## GOAL OF THE EXERCISE:
Convert the lines from the start of the material through the line containing "power-icon[interactable]: ⚡ bbox=[1210, 746, 1218, 759]" into a JSON list of strings, with one string per line and blank lines omitted.

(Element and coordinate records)
★ ★ ★ ★ ★

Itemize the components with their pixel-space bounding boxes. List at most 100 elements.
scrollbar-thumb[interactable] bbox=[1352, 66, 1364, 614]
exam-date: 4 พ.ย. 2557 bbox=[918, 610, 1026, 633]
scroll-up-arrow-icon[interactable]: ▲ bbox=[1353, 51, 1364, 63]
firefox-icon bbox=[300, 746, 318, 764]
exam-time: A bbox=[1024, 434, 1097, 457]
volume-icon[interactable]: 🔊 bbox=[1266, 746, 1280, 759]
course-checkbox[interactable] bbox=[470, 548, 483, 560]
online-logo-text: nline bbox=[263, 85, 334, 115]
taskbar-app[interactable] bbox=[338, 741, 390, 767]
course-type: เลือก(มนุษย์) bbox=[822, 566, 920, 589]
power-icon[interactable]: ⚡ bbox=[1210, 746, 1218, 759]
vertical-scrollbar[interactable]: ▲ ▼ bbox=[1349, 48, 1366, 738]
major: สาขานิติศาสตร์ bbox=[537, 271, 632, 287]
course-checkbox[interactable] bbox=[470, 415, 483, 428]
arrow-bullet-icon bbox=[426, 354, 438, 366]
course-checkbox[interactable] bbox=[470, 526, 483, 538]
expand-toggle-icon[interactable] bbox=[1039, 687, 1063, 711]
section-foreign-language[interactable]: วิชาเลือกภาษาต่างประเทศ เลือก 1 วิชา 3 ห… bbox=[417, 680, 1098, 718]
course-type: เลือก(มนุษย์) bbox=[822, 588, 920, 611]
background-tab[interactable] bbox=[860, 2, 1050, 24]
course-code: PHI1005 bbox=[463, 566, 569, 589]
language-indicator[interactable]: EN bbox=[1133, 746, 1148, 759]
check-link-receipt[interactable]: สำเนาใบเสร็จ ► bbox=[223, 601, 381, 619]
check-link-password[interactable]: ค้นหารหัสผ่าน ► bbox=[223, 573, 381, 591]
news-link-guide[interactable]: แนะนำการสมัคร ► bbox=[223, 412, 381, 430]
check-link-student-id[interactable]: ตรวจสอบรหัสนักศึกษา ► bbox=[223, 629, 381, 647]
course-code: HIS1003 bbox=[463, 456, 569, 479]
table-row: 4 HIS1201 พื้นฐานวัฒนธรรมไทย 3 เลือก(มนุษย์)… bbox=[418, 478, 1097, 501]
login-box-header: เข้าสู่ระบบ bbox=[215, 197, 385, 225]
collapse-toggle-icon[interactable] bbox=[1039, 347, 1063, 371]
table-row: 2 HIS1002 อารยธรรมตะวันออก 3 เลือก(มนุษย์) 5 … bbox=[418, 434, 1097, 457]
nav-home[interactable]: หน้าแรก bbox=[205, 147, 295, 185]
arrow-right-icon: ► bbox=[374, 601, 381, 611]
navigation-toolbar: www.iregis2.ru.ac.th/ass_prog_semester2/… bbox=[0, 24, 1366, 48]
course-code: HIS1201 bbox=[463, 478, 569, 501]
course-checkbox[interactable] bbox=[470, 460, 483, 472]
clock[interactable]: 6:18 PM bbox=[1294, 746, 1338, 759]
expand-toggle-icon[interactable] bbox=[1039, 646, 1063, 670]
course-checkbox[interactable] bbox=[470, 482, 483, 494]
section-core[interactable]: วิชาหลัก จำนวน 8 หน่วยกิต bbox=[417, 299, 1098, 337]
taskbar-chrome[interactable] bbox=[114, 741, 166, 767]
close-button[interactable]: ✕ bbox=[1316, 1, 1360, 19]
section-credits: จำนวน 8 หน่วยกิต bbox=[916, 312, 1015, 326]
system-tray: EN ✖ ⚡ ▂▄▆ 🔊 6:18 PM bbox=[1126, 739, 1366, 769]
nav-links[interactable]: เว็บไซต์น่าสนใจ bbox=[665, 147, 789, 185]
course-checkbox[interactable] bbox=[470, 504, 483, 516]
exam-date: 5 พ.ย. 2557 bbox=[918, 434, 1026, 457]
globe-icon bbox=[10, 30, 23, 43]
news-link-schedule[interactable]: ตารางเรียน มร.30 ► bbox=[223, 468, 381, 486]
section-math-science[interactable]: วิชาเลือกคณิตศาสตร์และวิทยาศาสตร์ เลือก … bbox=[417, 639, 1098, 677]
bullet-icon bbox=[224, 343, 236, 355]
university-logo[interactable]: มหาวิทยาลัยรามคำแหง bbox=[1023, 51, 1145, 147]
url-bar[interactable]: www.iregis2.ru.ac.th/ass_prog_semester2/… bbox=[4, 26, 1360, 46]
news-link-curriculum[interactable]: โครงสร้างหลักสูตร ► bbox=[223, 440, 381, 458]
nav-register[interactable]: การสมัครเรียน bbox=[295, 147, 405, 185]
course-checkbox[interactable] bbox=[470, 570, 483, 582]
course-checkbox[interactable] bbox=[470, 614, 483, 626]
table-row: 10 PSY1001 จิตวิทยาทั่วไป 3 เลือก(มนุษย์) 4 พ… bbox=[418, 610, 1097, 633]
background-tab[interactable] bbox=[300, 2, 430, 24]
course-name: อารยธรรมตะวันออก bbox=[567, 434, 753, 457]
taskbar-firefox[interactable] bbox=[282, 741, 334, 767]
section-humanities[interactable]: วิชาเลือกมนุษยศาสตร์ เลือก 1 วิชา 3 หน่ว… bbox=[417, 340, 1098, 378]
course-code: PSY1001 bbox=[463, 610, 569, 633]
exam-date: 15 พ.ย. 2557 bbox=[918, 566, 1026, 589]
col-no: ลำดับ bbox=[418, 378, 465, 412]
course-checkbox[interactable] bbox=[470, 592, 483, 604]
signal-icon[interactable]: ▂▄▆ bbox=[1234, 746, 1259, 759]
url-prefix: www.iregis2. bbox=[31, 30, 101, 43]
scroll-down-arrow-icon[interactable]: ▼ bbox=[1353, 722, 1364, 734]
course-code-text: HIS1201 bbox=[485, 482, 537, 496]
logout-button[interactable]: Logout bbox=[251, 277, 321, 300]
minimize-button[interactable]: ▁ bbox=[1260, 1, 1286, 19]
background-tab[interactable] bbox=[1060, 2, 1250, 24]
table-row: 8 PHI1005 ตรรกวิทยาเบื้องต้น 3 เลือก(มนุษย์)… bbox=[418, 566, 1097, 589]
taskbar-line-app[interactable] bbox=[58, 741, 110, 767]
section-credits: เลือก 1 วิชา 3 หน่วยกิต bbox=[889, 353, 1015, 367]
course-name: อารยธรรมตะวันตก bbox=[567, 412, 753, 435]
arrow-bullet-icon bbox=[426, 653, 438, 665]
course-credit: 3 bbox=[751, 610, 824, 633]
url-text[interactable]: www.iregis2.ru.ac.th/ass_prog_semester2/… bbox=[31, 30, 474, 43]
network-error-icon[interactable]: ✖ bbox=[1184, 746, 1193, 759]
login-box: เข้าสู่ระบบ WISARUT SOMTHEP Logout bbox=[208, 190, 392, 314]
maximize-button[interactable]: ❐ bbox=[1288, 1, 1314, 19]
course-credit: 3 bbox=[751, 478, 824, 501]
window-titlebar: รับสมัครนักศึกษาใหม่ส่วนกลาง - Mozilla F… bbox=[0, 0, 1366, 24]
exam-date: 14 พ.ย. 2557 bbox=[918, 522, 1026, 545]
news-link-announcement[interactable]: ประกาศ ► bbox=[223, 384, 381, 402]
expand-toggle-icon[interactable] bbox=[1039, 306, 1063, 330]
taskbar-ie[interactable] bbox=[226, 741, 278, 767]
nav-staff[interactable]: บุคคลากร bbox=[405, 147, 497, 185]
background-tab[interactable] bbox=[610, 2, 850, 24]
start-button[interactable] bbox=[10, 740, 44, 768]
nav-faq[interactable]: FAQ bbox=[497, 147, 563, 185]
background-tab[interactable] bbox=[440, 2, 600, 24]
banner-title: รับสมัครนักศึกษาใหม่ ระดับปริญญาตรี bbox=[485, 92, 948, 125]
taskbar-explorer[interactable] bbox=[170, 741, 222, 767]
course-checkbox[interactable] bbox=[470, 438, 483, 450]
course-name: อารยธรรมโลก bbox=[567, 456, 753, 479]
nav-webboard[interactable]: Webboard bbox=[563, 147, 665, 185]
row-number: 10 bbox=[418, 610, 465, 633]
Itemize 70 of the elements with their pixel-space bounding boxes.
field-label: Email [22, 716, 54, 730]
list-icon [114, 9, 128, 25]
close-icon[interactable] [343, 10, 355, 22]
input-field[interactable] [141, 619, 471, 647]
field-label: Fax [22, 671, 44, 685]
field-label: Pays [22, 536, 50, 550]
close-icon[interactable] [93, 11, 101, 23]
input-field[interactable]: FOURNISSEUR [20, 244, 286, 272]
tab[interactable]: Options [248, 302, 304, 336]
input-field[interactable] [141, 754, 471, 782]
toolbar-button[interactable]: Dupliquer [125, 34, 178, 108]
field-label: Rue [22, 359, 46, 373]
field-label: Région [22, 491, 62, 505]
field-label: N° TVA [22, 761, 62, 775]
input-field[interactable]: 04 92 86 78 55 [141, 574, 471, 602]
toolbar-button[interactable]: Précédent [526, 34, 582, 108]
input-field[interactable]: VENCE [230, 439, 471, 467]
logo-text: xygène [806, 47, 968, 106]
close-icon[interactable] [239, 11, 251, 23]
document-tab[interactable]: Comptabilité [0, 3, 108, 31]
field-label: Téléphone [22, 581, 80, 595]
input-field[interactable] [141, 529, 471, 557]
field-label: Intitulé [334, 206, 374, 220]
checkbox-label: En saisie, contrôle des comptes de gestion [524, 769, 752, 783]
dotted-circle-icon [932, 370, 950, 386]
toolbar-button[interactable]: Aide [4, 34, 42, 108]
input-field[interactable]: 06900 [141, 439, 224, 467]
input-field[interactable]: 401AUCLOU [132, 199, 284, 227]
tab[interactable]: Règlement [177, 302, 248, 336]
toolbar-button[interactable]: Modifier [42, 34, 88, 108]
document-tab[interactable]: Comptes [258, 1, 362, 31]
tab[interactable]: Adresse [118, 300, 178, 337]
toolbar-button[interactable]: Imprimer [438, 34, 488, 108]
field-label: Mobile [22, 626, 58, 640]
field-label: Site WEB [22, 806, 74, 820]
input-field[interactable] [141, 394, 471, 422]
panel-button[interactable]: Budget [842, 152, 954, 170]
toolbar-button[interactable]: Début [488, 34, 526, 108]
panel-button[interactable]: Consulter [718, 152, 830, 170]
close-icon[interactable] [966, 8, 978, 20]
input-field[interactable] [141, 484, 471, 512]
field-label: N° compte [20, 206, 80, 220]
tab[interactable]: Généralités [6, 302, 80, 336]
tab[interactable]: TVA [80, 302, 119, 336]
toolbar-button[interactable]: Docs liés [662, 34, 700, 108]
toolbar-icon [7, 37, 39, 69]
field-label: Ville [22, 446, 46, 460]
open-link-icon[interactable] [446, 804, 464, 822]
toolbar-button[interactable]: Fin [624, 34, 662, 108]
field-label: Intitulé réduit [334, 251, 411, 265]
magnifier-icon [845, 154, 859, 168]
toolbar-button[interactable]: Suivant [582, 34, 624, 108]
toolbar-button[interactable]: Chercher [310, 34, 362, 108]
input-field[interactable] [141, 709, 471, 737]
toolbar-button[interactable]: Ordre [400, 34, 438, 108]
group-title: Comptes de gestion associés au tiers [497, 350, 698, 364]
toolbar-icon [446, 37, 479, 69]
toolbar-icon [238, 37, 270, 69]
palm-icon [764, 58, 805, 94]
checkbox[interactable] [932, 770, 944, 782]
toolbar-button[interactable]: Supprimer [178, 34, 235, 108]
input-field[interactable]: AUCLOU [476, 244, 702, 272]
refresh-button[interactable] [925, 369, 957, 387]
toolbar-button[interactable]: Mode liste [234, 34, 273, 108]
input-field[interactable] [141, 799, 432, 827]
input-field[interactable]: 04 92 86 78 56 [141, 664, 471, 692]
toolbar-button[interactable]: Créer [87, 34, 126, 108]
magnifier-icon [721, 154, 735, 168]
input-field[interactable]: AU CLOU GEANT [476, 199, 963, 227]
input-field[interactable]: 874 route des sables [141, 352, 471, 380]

★ ★ ★ ★ ★

## RESPONSE TO THIS TASK:
[
  "Itemize the components with their pixel-space bounding boxes. List at most 100 elements.",
  "scrollbar-thumb[interactable] bbox=[1352, 66, 1364, 614]",
  "exam-date: 4 พ.ย. 2557 bbox=[918, 610, 1026, 633]",
  "scroll-up-arrow-icon[interactable]: ▲ bbox=[1353, 51, 1364, 63]",
  "firefox-icon bbox=[300, 746, 318, 764]",
  "exam-time: A bbox=[1024, 434, 1097, 457]",
  "volume-icon[interactable]: 🔊 bbox=[1266, 746, 1280, 759]",
  "course-checkbox[interactable] bbox=[470, 548, 483, 560]",
  "online-logo-text: nline bbox=[263, 85, 334, 115]",
  "taskbar-app[interactable] bbox=[338, 741, 390, 767]",
  "course-type: เลือก(มนุษย์) bbox=[822, 566, 920, 589]",
  "power-icon[interactable]: ⚡ bbox=[1210, 746, 1218, 759]"
]